Data records ->

++++++++++

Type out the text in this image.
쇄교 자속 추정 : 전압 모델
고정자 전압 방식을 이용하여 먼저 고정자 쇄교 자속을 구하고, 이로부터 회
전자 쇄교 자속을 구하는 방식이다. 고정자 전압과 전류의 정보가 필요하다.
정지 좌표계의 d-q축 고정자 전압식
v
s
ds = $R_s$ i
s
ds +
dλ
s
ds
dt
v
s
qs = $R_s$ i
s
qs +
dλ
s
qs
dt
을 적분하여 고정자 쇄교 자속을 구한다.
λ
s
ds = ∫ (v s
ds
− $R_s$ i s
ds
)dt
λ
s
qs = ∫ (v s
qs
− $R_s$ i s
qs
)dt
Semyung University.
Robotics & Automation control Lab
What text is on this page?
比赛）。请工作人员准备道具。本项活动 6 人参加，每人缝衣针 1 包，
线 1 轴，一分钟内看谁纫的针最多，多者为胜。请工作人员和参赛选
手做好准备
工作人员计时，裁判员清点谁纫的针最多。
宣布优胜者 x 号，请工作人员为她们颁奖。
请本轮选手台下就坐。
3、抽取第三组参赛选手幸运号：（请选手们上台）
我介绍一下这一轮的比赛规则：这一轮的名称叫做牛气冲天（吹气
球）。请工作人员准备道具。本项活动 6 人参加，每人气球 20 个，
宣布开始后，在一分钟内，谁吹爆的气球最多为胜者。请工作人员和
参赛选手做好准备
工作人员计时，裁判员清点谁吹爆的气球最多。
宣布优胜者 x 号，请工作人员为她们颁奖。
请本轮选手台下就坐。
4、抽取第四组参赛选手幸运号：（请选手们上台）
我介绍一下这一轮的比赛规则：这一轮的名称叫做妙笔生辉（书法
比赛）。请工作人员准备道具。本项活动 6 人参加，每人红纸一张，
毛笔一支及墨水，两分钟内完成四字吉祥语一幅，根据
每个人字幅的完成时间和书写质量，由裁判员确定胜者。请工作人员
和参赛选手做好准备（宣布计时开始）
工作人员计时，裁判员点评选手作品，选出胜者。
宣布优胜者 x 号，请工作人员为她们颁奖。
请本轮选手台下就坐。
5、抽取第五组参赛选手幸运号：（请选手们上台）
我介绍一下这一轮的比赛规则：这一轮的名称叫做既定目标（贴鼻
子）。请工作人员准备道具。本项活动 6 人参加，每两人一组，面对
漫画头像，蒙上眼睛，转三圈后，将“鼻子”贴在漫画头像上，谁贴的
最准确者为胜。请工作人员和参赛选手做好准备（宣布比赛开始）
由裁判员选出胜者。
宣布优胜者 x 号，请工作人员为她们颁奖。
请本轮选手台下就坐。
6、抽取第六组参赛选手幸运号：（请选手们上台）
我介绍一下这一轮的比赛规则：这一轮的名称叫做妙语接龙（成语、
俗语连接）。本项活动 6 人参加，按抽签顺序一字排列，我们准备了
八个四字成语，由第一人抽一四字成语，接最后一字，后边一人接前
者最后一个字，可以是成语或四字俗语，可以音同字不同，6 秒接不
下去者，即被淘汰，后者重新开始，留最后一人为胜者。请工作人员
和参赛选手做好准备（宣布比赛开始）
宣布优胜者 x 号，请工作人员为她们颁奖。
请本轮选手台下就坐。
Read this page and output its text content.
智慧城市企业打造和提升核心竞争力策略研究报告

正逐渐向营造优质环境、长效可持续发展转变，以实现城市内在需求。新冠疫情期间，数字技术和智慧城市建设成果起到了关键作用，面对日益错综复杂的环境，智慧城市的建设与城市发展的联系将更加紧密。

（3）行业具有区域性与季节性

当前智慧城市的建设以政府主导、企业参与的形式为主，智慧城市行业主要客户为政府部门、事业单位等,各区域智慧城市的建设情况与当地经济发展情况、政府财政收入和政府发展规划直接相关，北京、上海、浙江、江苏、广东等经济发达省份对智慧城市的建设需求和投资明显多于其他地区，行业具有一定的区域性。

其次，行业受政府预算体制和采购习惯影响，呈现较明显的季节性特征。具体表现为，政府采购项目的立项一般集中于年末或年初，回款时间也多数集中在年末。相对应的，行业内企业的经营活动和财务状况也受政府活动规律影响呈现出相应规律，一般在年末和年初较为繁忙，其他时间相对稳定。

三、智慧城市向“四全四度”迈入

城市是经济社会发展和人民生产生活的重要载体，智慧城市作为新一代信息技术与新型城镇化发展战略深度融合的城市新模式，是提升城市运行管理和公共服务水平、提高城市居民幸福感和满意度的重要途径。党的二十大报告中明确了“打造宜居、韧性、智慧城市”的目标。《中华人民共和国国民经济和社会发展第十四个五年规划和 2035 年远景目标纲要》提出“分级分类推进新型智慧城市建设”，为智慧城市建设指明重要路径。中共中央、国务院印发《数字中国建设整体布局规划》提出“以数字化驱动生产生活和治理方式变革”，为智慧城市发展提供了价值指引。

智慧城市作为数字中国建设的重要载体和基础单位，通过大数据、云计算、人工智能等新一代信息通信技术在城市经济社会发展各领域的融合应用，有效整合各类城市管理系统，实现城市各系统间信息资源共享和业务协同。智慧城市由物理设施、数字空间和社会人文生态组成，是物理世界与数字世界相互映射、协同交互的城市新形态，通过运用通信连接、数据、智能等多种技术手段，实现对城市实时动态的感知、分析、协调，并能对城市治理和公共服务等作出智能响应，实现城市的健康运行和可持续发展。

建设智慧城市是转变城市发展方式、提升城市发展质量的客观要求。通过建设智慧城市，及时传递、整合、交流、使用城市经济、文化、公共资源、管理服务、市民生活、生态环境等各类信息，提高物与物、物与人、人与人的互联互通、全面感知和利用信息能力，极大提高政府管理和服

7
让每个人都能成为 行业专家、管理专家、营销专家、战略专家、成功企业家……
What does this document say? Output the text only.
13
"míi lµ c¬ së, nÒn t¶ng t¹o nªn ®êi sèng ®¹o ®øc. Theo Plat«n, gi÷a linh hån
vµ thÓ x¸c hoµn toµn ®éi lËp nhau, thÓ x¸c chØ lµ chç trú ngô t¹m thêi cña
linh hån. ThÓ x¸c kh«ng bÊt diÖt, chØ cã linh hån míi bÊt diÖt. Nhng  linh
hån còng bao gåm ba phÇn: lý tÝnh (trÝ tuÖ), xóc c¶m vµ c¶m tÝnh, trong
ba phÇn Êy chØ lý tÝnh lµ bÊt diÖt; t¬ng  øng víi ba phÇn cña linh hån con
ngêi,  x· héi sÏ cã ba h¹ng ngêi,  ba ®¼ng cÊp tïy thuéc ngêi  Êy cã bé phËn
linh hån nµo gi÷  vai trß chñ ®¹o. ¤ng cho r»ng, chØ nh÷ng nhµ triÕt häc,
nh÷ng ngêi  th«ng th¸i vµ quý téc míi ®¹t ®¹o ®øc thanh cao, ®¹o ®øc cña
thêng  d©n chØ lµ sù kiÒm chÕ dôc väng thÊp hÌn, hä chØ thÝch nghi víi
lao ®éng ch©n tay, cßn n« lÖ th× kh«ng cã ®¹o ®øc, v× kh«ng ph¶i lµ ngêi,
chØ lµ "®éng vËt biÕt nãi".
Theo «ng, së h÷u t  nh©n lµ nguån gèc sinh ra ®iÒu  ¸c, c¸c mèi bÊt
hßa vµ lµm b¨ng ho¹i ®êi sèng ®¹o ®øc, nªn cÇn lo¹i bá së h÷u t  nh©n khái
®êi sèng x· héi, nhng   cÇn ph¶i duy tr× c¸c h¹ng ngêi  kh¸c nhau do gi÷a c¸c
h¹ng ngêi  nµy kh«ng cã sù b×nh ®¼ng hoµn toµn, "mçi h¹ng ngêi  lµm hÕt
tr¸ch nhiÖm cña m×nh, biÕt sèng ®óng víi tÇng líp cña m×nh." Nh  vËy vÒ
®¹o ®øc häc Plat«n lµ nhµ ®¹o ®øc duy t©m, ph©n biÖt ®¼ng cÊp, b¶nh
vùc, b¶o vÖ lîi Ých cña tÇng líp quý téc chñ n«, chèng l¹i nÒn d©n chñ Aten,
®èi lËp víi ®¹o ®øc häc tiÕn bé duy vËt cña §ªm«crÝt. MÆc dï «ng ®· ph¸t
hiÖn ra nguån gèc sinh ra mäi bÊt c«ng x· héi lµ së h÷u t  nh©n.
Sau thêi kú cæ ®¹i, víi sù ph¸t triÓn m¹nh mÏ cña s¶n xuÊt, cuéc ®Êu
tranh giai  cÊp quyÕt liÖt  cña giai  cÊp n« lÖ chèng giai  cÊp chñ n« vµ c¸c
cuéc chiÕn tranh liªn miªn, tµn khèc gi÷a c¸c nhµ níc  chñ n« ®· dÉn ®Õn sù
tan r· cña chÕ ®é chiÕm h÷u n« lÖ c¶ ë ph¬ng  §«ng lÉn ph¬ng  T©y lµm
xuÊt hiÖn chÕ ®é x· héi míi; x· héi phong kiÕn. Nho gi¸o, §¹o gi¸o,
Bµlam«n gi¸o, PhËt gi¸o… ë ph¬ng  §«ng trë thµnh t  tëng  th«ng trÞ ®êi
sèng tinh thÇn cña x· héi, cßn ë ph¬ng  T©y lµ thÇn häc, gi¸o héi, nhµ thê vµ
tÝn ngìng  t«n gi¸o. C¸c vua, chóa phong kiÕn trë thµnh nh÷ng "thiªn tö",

++++++++++

Report each line of the material above where the word "ngêi" appears.

ngêi,  x· héi sÏ cã ba h¹ng ngêi,  ba ®¼ng cÊp tïy thuéc ngêi  Êy cã bé phËn
nh÷ng ngêi  th«ng th¸i vµ quý téc míi ®¹t ®¹o ®øc thanh cao, ®¹o ®øc cña
lao ®éng ch©n tay, cßn n« lÖ th× kh«ng cã ®¹o ®øc, v× kh«ng ph¶i lµ ngêi,
®êi sèng x· héi, nhng   cÇn ph¶i duy tr× c¸c h¹ng ngêi  kh¸c nhau do gi÷a c¸c
h¹ng ngêi  nµy kh«ng cã sù b×nh ®¼ng hoµn toµn, "mçi h¹ng ngêi  lµm hÕt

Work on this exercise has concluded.